§ TASK GOAL
Pictures aside, quote the whole listing exactly.

§ INFORMATION PROVIDED
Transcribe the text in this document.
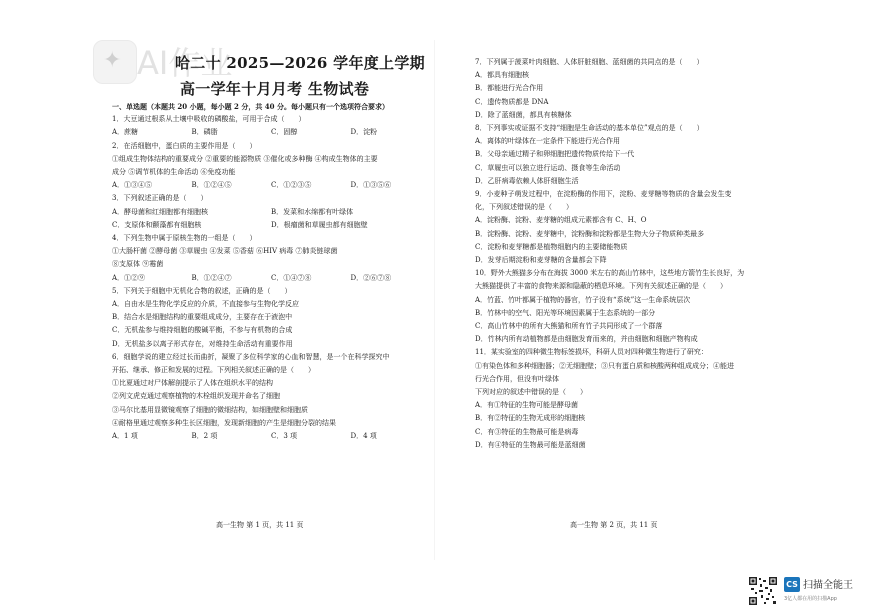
✦ AI作业
哈二十 2025—2026 学年度上学期
高一学年十月月考 生物试卷
一、单选题（本题共 20 小题，每小题 2 分，共 40 分。每小题只有一个选项符合要求）
1．大豆通过根系从土壤中吸收的磷酸盐，可用于合成（　　）
A．蔗糖	B．磷脂	C．固醇	D．淀粉
2．在活细胞中，蛋白质的主要作用是（　　）
①组成生物体结构的重要成分 ②重要的能源物质 ③催化或多种酶 ④构成生物体的主要
成分 ⑤调节机体的生命活动 ⑥免疫功能
A．①③④⑤	B．①②④⑤	C．①②③⑤	D．①③⑤⑥
3．下列叙述正确的是（　　）
A．酵母菌和红细胞都有细胞核	B．发菜和水绵都有叶绿体
C．支原体和颤藻都有细胞核	D．根瘤菌和草履虫都有细胞壁
4．下列生物中属于原核生物的一组是（　　）
①大肠杆菌 ②酵母菌 ③草履虫 ④发菜 ⑤香菇 ⑥HIV 病毒 ⑦肺炎链球菌
⑧支原体 ⑨霉菌
A．①②⑨	B．①②④⑦	C．①④⑦⑧	D．②⑥⑦⑧
5．下列关于细胞中无机化合物的叙述，正确的是（　　）
A．自由水是生物化学反应的介质，不直接参与生物化学反应
B．结合水是细胞结构的重要组成成分，主要存在于液泡中
C．无机盐参与维持细胞的酸碱平衡，不参与有机物的合成
D．无机盐多以离子形式存在，对维持生命活动有重要作用
6．细胞学说的建立经过长而曲折，凝聚了多位科学家的心血和智慧，是一个在科学探究中
开拓、继承、修正和发展的过程。下列相关叙述正确的是（　　）
①比夏通过对尸体解剖提示了人体在组织水平的结构
②列文虎克通过观察植物的木栓组织发现并命名了细胞
③马尔比基用显微镜观察了细胞的微细结构，如细胞壁和细胞质
④耐格里通过观察多种生长区细胞，发现新细胞的产生是细胞分裂的结果
A．1 项	B．2 项	C．3 项	D．4 项
高一生物 第 1 页，共 11 页
7．下列属于菠菜叶肉细胞、人体肝脏细胞、蓝细菌的共同点的是（　　）
A．都具有细胞核
B．都能进行光合作用
C．遗传物质都是 DNA
D．除了蓝细菌，都具有核糖体
8．下列事实或证据不支持“细胞是生命活动的基本单位”观点的是（　　）
A．离体的叶绿体在一定条件下能进行光合作用
B．父母亲通过精子和卵细胞把遗传物质传给下一代
C．草履虫可以独立进行运动、摄食等生命活动
D．乙肝病毒依赖人体肝细胞生活
9．小麦种子萌发过程中，在淀粉酶的作用下，淀粉、麦芽糖等物质的含量会发生变
化，下列叙述错误的是（　　）
A．淀粉酶、淀粉、麦芽糖的组成元素都含有 C、H、O
B．淀粉酶、淀粉、麦芽糖中，淀粉酶和淀粉都是生物大分子物质种类最多
C．淀粉和麦芽糖都是植物细胞内的主要储能物质
D．发芽后期淀粉和麦芽糖的含量都会下降
10．野外大熊猫多分布在海拔 3000 米左右的高山竹林中，这些地方箭竹生长良好，为
大熊猫提供了丰富的食物来源和隐蔽的栖息环境。下列有关叙述正确的是（　　）
A．竹蓝、竹叶都属于植物的器官，竹子没有“系统”这一生命系统层次
B．竹林中的空气、阳光等环境因素属于生态系统的一部分
C．高山竹林中的所有大熊猫和所有竹子共同形成了一个群落
D．竹林内所有动植物都是由细胞发育而来的，并由细胞和细胞产物构成
11．某实验室的四种微生物标签损坏，科研人员对四种微生物进行了研究：
①有染色体和多种细胞器；②无细胞壁；③只有蛋白质和核酸两种组成成分；④能进
行光合作用，但没有叶绿体
下列对应的叙述中错误的是（　　）
A．有①特征的生物可能是酵母菌
B．有②特征的生物无成形的细胞核
C．有③特征的生物最可能是病毒
D．有④特征的生物最可能是蓝细菌
高一生物 第 2 页，共 11 页
CS 扫描全能王
3亿人都在用的扫描App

§ FINISHED TASK
Transcribe the text in this document.
✦ AI作业
哈二十 2025—2026 学年度上学期
高一学年十月月考 生物试卷
一、单选题（本题共 20 小题，每小题 2 分，共 40 分。每小题只有一个选项符合要求）
1．大豆通过根系从土壤中吸收的磷酸盐，可用于合成（　　）
A．蔗糖	B．磷脂	C．固醇	D．淀粉
2．在活细胞中，蛋白质的主要作用是（　　）
①组成生物体结构的重要成分 ②重要的能源物质 ③催化或多种酶 ④构成生物体的主要
成分 ⑤调节机体的生命活动 ⑥免疫功能
A．①③④⑤	B．①②④⑤	C．①②③⑤	D．①③⑤⑥
3．下列叙述正确的是（　　）
A．酵母菌和红细胞都有细胞核	B．发菜和水绵都有叶绿体
C．支原体和颤藻都有细胞核	D．根瘤菌和草履虫都有细胞壁
4．下列生物中属于原核生物的一组是（　　）
①大肠杆菌 ②酵母菌 ③草履虫 ④发菜 ⑤香菇 ⑥HIV 病毒 ⑦肺炎链球菌
⑧支原体 ⑨霉菌
A．①②⑨	B．①②④⑦	C．①④⑦⑧	D．②⑥⑦⑧
5．下列关于细胞中无机化合物的叙述，正确的是（　　）
A．自由水是生物化学反应的介质，不直接参与生物化学反应
B．结合水是细胞结构的重要组成成分，主要存在于液泡中
C．无机盐参与维持细胞的酸碱平衡，不参与有机物的合成
D．无机盐多以离子形式存在，对维持生命活动有重要作用
6．细胞学说的建立经过长而曲折，凝聚了多位科学家的心血和智慧，是一个在科学探究中
开拓、继承、修正和发展的过程。下列相关叙述正确的是（　　）
①比夏通过对尸体解剖提示了人体在组织水平的结构
②列文虎克通过观察植物的木栓组织发现并命名了细胞
③马尔比基用显微镜观察了细胞的微细结构，如细胞壁和细胞质
④耐格里通过观察多种生长区细胞，发现新细胞的产生是细胞分裂的结果
A．1 项	B．2 项	C．3 项	D．4 项
高一生物 第 1 页，共 11 页
7．下列属于菠菜叶肉细胞、人体肝脏细胞、蓝细菌的共同点的是（　　）
A．都具有细胞核
B．都能进行光合作用
C．遗传物质都是 DNA
D．除了蓝细菌，都具有核糖体
8．下列事实或证据不支持“细胞是生命活动的基本单位”观点的是（　　）
A．离体的叶绿体在一定条件下能进行光合作用
B．父母亲通过精子和卵细胞把遗传物质传给下一代
C．草履虫可以独立进行运动、摄食等生命活动
D．乙肝病毒依赖人体肝细胞生活
9．小麦种子萌发过程中，在淀粉酶的作用下，淀粉、麦芽糖等物质的含量会发生变
化，下列叙述错误的是（　　）
A．淀粉酶、淀粉、麦芽糖的组成元素都含有 C、H、O
B．淀粉酶、淀粉、麦芽糖中，淀粉酶和淀粉都是生物大分子物质种类最多
C．淀粉和麦芽糖都是植物细胞内的主要储能物质
D．发芽后期淀粉和麦芽糖的含量都会下降
10．野外大熊猫多分布在海拔 3000 米左右的高山竹林中，这些地方箭竹生长良好，为
大熊猫提供了丰富的食物来源和隐蔽的栖息环境。下列有关叙述正确的是（　　）
A．竹蓝、竹叶都属于植物的器官，竹子没有“系统”这一生命系统层次
B．竹林中的空气、阳光等环境因素属于生态系统的一部分
C．高山竹林中的所有大熊猫和所有竹子共同形成了一个群落
D．竹林内所有动植物都是由细胞发育而来的，并由细胞和细胞产物构成
11．某实验室的四种微生物标签损坏，科研人员对四种微生物进行了研究：
①有染色体和多种细胞器；②无细胞壁；③只有蛋白质和核酸两种组成成分；④能进
行光合作用，但没有叶绿体
下列对应的叙述中错误的是（　　）
A．有①特征的生物可能是酵母菌
B．有②特征的生物无成形的细胞核
C．有③特征的生物最可能是病毒
D．有④特征的生物最可能是蓝细菌
高一生物 第 2 页，共 11 页
CS 扫描全能王
3亿人都在用的扫描App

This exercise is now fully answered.